Record list |
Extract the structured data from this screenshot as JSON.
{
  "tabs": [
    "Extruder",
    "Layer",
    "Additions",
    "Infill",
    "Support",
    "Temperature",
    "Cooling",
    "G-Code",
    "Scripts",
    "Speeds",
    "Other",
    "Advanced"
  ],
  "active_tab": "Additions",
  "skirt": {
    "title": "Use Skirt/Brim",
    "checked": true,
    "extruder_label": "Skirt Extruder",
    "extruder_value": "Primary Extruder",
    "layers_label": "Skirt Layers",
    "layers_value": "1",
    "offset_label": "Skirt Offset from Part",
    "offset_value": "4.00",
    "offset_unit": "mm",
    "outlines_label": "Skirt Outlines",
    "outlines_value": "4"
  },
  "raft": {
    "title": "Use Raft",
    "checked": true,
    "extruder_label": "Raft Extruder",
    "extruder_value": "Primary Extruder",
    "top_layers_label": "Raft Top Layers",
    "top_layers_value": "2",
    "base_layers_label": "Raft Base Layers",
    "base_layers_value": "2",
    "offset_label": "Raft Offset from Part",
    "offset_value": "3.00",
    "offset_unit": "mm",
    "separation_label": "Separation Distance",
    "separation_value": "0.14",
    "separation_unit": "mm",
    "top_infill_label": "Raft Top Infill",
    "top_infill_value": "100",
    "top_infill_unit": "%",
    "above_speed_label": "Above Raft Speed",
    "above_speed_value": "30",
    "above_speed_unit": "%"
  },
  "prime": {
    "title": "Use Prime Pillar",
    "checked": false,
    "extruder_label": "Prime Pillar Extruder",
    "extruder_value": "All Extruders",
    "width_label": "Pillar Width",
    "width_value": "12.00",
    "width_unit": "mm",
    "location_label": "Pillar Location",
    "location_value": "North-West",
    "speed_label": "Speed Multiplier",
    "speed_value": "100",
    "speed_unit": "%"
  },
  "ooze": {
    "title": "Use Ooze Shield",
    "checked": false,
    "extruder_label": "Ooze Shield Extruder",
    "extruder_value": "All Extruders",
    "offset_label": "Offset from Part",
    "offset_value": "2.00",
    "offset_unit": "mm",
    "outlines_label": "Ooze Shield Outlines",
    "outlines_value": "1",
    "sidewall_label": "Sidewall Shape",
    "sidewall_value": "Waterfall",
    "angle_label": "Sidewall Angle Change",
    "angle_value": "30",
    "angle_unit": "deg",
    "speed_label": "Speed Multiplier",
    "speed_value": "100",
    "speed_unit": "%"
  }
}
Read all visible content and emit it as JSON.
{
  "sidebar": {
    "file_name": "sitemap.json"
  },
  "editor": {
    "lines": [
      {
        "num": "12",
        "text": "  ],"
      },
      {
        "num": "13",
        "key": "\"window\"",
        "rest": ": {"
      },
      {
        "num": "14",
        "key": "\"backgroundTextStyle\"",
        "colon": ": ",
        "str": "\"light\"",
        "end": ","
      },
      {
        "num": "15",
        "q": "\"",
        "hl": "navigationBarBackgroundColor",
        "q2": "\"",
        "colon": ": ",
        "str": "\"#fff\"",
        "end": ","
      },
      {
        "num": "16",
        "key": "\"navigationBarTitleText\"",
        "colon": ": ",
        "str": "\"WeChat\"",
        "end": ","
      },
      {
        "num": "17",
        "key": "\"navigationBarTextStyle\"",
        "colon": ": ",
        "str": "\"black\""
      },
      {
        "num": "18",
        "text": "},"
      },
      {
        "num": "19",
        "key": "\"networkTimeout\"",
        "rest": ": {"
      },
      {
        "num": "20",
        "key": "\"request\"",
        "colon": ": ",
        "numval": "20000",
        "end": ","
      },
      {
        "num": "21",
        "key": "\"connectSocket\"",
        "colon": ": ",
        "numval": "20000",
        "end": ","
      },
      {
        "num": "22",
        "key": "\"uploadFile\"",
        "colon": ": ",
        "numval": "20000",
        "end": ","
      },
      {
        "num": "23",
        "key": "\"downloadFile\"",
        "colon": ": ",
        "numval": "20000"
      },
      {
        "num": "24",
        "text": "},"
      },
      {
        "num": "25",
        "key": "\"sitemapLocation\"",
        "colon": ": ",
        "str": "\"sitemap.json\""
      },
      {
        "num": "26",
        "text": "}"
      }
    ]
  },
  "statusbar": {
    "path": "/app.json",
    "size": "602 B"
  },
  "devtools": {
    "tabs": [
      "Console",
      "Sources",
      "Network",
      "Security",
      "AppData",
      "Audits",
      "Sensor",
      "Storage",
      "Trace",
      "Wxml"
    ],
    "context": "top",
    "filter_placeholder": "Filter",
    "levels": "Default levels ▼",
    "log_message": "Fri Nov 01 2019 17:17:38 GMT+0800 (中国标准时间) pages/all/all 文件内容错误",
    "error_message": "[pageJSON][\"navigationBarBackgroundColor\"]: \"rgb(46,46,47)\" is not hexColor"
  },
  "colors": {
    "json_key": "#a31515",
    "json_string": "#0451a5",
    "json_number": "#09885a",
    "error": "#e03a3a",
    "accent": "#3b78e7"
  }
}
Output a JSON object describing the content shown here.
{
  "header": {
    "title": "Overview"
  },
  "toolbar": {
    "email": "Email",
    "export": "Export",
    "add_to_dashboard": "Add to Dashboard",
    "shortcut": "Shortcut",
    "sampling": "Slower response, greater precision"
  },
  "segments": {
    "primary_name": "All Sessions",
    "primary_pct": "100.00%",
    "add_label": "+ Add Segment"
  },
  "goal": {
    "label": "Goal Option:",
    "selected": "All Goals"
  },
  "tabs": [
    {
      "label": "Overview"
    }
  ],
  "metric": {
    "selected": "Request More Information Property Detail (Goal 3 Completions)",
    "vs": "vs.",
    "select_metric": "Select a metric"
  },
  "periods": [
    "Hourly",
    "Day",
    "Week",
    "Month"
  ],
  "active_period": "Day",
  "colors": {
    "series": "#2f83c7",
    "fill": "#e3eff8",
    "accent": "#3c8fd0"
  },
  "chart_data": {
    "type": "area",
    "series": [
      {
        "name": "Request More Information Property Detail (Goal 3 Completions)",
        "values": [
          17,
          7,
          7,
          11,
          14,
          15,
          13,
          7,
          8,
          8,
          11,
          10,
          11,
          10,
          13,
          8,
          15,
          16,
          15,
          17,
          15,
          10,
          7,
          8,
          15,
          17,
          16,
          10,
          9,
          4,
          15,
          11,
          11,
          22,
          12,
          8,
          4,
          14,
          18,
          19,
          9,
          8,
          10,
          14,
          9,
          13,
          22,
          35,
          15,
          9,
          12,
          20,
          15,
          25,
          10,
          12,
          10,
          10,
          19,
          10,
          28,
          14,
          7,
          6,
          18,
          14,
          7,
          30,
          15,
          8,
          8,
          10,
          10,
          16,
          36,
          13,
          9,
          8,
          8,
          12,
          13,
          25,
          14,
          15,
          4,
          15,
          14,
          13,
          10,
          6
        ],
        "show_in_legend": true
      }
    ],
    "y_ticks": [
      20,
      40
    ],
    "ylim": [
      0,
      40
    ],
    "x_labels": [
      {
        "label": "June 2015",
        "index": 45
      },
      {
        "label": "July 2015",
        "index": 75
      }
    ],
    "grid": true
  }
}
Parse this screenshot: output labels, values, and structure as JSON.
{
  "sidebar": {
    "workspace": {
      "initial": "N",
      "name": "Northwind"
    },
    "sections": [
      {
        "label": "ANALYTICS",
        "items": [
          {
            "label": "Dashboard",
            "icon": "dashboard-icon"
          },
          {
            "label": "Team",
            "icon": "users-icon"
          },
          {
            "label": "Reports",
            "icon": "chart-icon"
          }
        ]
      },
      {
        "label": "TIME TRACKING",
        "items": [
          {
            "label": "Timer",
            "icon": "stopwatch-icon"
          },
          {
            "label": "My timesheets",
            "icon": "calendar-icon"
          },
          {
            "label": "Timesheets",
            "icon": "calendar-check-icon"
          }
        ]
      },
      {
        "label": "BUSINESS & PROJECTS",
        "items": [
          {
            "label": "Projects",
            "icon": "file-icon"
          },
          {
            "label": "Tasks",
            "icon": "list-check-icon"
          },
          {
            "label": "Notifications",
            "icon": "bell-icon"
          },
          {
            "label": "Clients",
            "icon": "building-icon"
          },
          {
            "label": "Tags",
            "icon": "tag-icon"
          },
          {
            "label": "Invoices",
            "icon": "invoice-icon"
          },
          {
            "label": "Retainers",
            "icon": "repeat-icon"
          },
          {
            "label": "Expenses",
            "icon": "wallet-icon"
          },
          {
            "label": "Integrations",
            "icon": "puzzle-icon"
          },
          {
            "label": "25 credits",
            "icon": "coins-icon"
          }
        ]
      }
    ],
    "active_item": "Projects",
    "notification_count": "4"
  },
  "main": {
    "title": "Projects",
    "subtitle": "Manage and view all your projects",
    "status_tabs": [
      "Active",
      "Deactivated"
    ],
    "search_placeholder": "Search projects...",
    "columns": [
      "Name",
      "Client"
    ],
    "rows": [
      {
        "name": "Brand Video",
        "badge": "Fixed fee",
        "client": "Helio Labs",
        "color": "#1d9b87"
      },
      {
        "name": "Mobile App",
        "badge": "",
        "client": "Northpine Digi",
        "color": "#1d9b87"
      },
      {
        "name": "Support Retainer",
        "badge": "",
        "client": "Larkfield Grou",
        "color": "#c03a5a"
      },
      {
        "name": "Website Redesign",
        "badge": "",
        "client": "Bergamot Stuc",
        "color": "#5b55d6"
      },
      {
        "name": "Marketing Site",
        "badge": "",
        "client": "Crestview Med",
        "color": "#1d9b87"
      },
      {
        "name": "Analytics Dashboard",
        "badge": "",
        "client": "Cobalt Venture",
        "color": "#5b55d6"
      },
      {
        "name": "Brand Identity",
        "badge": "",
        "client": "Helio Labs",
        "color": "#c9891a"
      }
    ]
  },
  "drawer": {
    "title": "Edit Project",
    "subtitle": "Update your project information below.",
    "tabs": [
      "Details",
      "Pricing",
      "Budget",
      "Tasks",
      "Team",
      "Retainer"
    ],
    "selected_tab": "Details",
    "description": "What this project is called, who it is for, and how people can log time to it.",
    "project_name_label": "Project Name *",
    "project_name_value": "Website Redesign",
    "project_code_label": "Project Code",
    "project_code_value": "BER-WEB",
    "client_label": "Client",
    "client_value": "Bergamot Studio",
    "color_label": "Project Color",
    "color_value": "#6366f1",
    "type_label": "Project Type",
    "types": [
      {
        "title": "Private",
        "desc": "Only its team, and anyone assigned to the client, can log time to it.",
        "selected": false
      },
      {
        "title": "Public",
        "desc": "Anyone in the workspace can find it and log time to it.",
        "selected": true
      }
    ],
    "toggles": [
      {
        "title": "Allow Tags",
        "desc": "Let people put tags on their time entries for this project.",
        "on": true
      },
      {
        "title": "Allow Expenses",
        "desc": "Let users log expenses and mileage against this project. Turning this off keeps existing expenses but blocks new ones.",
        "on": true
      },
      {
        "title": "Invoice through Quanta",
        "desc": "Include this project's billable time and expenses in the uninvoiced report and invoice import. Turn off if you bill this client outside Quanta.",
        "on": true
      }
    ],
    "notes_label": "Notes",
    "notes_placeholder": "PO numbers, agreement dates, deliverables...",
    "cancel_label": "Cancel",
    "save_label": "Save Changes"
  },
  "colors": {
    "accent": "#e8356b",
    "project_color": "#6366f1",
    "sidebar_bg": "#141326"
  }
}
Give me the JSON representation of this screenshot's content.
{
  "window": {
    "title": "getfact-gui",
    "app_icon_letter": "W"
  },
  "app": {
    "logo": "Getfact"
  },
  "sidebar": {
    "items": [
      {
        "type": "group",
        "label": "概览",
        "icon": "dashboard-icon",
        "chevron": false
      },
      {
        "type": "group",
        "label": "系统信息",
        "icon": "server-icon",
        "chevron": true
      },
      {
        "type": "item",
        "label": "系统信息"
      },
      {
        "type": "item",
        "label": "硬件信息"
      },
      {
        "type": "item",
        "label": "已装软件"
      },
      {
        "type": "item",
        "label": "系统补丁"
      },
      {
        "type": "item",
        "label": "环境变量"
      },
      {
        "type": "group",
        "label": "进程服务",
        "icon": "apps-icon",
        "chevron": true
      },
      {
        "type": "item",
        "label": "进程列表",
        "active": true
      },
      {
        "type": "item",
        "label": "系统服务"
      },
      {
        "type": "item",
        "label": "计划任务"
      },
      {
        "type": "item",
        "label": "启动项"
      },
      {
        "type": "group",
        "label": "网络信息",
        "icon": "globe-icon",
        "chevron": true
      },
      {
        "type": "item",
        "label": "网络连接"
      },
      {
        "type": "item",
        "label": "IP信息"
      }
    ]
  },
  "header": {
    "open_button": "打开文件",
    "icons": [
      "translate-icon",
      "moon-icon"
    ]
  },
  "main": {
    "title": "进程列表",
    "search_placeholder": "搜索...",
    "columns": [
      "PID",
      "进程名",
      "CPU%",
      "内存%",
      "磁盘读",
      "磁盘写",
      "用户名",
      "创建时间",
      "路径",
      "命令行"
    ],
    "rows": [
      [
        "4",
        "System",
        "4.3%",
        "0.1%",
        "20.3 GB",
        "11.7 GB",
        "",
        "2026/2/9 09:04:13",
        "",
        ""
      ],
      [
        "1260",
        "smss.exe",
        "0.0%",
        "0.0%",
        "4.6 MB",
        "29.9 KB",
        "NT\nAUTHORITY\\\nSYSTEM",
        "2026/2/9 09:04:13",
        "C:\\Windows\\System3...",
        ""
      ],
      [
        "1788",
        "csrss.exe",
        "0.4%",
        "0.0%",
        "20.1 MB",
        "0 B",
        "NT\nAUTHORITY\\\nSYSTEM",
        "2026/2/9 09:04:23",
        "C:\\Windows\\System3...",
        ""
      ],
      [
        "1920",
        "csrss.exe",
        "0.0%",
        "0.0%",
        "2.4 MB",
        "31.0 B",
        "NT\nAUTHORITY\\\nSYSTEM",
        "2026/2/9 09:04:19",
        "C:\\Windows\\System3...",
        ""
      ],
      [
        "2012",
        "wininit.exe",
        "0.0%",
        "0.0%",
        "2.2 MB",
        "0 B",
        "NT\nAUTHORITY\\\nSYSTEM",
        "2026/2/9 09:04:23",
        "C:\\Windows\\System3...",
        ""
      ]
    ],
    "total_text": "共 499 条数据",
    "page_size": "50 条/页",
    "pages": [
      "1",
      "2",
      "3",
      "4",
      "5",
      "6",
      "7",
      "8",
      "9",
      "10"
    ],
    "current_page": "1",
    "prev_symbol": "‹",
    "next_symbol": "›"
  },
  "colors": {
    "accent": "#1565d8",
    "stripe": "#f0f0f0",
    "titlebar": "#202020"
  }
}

Task directions | The word "Pillar" may turn up on some lines of these records; say how many, with no other words.

Completed exercise | 4